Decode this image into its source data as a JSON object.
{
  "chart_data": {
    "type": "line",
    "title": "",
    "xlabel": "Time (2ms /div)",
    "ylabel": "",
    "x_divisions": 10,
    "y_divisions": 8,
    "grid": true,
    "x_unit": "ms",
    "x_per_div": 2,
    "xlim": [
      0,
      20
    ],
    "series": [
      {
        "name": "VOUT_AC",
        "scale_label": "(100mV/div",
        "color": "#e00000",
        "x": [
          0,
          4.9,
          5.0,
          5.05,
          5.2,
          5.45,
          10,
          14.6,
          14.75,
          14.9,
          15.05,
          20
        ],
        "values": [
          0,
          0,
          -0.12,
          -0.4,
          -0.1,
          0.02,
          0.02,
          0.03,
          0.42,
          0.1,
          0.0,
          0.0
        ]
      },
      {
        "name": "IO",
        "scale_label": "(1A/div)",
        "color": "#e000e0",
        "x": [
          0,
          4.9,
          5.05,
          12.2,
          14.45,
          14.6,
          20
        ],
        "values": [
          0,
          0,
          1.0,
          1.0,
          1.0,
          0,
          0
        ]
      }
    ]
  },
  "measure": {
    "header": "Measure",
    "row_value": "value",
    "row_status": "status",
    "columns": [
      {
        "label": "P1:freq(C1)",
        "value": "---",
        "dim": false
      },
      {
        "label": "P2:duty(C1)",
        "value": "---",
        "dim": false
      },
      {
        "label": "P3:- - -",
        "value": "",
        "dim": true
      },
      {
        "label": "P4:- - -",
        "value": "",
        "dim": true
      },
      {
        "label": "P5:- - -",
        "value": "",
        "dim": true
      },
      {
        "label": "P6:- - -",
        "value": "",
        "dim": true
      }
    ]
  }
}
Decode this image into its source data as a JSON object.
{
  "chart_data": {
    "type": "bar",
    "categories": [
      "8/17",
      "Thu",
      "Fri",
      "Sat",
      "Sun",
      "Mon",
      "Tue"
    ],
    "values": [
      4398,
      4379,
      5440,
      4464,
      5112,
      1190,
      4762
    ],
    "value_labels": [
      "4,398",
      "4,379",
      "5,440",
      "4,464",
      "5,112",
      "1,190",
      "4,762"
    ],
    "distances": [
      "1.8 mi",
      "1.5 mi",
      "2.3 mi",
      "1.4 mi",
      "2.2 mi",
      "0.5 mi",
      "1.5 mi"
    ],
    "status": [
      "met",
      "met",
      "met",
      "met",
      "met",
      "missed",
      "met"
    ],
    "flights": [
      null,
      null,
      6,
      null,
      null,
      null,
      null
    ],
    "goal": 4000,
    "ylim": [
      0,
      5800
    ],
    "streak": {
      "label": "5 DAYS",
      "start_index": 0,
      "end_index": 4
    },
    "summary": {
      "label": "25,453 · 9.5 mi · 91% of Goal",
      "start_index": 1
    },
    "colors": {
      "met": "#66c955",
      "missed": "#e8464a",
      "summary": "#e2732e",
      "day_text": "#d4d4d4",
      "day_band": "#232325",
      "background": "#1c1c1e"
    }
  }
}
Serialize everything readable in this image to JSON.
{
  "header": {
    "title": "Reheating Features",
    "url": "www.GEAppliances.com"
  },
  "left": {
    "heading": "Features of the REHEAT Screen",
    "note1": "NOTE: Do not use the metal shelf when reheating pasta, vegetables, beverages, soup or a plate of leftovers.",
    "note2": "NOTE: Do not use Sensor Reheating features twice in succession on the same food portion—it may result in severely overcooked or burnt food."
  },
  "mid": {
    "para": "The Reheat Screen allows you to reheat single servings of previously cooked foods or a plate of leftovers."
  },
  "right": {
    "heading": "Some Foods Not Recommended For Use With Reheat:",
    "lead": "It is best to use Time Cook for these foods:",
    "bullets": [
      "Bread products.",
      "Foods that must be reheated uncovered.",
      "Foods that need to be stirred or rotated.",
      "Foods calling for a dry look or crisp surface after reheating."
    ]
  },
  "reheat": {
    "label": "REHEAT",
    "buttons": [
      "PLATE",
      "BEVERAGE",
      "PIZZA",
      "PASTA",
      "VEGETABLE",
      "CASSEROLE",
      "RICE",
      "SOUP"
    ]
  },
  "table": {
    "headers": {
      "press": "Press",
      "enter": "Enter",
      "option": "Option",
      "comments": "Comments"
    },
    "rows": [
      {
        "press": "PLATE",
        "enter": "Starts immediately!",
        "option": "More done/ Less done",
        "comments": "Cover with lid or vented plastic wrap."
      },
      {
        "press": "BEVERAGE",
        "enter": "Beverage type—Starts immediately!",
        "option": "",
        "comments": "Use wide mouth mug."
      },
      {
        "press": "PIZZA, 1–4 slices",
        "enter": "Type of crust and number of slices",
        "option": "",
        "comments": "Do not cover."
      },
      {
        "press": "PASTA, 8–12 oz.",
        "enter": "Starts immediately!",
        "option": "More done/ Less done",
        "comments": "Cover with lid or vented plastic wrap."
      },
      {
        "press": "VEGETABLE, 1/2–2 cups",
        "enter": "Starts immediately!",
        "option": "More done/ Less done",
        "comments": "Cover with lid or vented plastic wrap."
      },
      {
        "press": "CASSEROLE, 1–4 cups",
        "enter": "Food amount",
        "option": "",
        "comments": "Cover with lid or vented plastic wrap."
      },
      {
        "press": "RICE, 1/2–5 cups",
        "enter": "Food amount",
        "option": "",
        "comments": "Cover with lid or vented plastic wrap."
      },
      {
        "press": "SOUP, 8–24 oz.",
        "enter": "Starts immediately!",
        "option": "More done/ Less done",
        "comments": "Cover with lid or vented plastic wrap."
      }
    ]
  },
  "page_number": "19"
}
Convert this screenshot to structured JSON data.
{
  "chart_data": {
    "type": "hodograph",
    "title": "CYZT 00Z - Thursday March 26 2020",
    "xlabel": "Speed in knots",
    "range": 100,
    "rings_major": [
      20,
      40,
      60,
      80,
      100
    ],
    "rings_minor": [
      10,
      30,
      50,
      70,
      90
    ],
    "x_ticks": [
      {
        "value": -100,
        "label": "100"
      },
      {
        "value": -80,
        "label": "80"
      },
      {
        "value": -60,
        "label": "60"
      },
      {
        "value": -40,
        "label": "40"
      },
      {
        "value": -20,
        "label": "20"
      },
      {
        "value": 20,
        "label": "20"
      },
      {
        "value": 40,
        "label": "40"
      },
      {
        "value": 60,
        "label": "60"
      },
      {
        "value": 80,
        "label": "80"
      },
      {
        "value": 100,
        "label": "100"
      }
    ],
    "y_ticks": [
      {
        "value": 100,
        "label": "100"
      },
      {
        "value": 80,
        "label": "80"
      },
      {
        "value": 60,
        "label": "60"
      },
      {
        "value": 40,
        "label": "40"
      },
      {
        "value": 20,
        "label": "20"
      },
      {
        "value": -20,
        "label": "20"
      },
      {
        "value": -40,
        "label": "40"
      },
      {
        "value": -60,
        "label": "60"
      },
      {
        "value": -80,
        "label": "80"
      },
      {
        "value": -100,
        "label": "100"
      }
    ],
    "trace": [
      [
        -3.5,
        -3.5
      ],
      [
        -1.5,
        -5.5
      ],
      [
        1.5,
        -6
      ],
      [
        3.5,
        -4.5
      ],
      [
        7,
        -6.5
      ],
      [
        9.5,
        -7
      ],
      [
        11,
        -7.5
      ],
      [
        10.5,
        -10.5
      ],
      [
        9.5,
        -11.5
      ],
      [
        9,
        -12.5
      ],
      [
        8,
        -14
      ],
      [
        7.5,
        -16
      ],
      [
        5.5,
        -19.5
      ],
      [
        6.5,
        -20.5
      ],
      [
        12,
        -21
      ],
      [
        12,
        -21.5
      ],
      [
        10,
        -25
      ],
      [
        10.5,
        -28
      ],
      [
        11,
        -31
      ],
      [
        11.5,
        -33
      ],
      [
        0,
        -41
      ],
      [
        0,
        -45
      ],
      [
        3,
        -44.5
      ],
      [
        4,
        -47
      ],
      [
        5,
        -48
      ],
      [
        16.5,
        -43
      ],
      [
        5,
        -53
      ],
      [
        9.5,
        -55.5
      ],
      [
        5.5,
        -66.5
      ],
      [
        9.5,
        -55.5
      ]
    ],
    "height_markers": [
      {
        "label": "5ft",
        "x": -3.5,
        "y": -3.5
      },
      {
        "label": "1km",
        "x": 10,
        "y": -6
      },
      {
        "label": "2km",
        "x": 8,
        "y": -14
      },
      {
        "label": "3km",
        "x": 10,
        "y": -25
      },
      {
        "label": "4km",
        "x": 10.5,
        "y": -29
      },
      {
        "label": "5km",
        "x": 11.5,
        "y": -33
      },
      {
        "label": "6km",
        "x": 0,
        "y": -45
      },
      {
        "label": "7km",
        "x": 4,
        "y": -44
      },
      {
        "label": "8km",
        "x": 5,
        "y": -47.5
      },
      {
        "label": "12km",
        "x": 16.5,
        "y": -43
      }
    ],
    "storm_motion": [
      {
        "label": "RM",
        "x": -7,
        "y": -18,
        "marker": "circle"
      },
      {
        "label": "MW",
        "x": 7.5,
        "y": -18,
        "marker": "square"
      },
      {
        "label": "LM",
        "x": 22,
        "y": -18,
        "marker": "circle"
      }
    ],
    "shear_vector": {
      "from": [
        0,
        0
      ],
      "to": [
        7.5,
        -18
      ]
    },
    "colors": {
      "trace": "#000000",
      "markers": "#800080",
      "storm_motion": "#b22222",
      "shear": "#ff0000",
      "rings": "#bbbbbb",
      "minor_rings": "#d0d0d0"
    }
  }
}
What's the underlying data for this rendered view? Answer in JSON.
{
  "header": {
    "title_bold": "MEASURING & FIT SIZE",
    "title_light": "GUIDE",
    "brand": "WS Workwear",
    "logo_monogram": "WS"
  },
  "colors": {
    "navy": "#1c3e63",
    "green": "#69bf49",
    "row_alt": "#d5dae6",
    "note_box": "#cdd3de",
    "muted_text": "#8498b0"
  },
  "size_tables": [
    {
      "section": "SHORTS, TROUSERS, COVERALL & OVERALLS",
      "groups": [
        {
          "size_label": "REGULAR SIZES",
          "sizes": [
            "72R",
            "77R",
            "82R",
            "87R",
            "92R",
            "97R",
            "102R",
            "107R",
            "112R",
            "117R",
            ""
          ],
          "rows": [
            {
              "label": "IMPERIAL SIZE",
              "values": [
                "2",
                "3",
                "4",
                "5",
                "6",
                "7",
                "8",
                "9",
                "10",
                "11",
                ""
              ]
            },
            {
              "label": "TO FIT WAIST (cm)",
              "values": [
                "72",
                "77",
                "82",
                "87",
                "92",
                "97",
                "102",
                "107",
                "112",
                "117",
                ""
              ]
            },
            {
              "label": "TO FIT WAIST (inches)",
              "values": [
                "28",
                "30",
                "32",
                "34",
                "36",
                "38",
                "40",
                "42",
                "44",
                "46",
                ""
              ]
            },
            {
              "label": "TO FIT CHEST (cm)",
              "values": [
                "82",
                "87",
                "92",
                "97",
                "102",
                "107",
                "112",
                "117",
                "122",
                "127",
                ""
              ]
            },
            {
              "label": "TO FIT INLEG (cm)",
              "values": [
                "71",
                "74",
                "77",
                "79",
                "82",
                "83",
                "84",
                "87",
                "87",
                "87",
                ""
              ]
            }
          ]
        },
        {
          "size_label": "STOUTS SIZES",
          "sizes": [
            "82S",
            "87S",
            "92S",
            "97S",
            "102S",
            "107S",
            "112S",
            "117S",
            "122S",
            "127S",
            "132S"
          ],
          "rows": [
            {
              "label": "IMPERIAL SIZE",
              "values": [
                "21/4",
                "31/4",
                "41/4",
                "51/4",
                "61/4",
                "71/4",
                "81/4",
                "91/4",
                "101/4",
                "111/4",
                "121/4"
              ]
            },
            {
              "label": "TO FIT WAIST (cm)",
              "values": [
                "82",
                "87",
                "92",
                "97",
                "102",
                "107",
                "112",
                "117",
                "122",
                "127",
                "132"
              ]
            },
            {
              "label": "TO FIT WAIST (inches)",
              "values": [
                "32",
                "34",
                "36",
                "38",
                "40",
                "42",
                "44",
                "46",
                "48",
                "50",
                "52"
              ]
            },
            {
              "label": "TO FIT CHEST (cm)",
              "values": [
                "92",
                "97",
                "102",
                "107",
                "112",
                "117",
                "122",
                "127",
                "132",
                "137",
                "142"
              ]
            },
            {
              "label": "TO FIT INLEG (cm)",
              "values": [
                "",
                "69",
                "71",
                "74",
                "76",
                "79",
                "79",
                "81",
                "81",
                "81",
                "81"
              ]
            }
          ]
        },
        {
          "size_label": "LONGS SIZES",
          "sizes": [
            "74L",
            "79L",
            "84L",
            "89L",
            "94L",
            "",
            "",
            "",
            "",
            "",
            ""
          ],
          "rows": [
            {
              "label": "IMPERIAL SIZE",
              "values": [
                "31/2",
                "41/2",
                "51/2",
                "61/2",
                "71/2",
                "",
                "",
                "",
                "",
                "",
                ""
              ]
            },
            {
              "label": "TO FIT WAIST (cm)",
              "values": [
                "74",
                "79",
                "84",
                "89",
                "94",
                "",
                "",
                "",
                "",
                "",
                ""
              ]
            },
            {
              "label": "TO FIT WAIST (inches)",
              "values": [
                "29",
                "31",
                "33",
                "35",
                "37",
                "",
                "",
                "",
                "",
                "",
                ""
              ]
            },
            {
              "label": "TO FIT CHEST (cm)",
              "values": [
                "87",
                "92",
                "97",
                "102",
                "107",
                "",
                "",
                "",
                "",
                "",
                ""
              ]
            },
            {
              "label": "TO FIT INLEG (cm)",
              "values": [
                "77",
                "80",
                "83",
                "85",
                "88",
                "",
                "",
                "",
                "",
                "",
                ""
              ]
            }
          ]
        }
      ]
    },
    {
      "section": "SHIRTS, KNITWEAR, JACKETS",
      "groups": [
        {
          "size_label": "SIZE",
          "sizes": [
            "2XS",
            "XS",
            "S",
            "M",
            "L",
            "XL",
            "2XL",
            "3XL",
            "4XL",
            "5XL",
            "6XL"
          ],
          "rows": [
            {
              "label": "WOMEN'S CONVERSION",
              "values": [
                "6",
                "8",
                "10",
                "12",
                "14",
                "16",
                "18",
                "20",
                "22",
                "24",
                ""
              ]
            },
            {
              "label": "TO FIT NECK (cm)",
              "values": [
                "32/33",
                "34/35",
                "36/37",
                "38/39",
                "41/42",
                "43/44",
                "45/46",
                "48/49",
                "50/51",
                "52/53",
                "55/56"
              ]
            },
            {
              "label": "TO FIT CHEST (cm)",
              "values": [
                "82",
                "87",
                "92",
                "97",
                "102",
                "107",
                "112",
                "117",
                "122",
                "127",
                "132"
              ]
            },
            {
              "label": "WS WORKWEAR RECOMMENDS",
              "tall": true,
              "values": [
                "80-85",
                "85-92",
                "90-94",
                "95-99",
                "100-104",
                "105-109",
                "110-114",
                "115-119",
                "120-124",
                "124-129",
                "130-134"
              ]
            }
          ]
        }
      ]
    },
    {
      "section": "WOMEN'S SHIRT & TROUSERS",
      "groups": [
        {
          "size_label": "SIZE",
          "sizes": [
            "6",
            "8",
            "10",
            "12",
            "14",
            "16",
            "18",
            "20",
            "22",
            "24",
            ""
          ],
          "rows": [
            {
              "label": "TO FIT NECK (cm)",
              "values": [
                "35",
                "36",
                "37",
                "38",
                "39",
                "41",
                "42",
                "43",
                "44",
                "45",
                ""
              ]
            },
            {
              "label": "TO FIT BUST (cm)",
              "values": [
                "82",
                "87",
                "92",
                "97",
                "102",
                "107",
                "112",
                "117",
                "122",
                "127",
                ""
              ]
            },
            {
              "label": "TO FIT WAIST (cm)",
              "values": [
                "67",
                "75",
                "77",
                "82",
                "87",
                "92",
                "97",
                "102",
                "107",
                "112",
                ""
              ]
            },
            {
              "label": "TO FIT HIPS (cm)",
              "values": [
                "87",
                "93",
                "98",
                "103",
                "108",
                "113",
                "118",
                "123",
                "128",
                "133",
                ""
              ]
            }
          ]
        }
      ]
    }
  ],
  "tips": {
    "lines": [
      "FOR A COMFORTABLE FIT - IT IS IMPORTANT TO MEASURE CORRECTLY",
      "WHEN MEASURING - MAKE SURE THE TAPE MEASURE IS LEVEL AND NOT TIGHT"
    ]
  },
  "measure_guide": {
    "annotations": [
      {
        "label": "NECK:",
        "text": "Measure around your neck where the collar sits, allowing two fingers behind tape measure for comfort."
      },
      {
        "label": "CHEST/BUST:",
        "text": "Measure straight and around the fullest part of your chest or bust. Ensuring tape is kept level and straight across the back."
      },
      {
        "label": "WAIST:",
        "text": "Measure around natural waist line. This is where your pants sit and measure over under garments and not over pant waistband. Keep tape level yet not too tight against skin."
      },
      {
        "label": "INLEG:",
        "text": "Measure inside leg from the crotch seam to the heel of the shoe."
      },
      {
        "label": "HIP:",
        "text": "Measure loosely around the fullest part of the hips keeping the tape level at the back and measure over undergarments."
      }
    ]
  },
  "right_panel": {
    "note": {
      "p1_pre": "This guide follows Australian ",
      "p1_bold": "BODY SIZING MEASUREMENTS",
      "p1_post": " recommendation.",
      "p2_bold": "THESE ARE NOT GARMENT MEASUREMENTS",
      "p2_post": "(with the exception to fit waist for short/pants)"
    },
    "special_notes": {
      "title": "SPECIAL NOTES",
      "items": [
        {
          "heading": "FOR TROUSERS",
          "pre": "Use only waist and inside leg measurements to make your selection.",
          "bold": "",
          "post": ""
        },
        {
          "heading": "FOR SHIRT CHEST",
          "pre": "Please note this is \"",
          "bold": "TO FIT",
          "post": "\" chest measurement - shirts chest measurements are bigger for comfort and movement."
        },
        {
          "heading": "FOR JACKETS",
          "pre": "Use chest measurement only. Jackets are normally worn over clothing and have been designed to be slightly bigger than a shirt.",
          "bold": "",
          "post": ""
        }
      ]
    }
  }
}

........

Pull every line containing the word "only" out of the entries above.

(SOLUTION TO THIS PROBLEM):
          "pre": "Use only waist and inside leg measurements to make your selection.",
          "pre": "Use chest measurement only. Jackets are normally worn over clothing and have been designed to be slightly bigger than a shirt.",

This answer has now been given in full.